• Dataset content:
·····

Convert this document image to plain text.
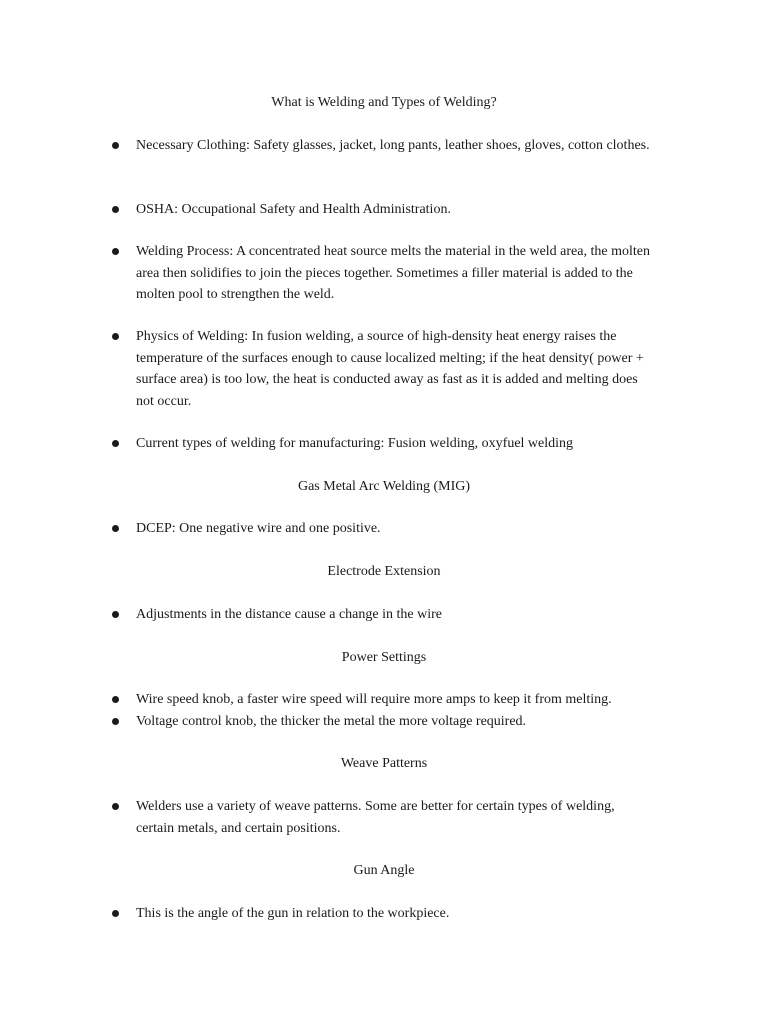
What is Welding and Types of Welding?
Necessary Clothing: Safety glasses, jacket, long pants, leather shoes, gloves, cotton clothes.
OSHA: Occupational Safety and Health Administration.
Welding Process: A concentrated heat source melts the material in the weld area, the molten area then solidifies to join the pieces together. Sometimes a filler material is added to the molten pool to strengthen the weld.
Physics of Welding: In fusion welding, a source of high-density heat energy raises the temperature of the surfaces enough to cause localized melting; if the heat density( power + surface area) is too low, the heat is conducted away as fast as it is added and melting does not occur.
Current types of welding for manufacturing: Fusion welding, oxyfuel welding
Gas Metal Arc Welding (MIG)
DCEP: One negative wire and one positive.
Electrode Extension
Adjustments in the distance cause a change in the wire
Power Settings
Wire speed knob, a faster wire speed will require more amps to keep it from melting.
Voltage control knob, the thicker the metal the more voltage required.
Weave Patterns
Welders use a variety of weave patterns. Some are better for certain types of welding, certain metals, and certain positions.
Gun Angle
This is the angle of the gun in relation to the workpiece.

·····

Reproduce the full listing above verbatim, with no pictures included.

• Complete answer:
Convert this document image to plain text.
What is Welding and Types of Welding?
Necessary Clothing: Safety glasses, jacket, long pants, leather shoes, gloves, cotton clothes.
OSHA: Occupational Safety and Health Administration.
Welding Process: A concentrated heat source melts the material in the weld area, the molten area then solidifies to join the pieces together. Sometimes a filler material is added to the molten pool to strengthen the weld.
Physics of Welding: In fusion welding, a source of high-density heat energy raises the temperature of the surfaces enough to cause localized melting; if the heat density( power + surface area) is too low, the heat is conducted away as fast as it is added and melting does not occur.
Current types of welding for manufacturing: Fusion welding, oxyfuel welding
Gas Metal Arc Welding (MIG)
DCEP: One negative wire and one positive.
Electrode Extension
Adjustments in the distance cause a change in the wire
Power Settings
Wire speed knob, a faster wire speed will require more amps to keep it from melting.
Voltage control knob, the thicker the metal the more voltage required.
Weave Patterns
Welders use a variety of weave patterns. Some are better for certain types of welding, certain metals, and certain positions.
Gun Angle
This is the angle of the gun in relation to the workpiece.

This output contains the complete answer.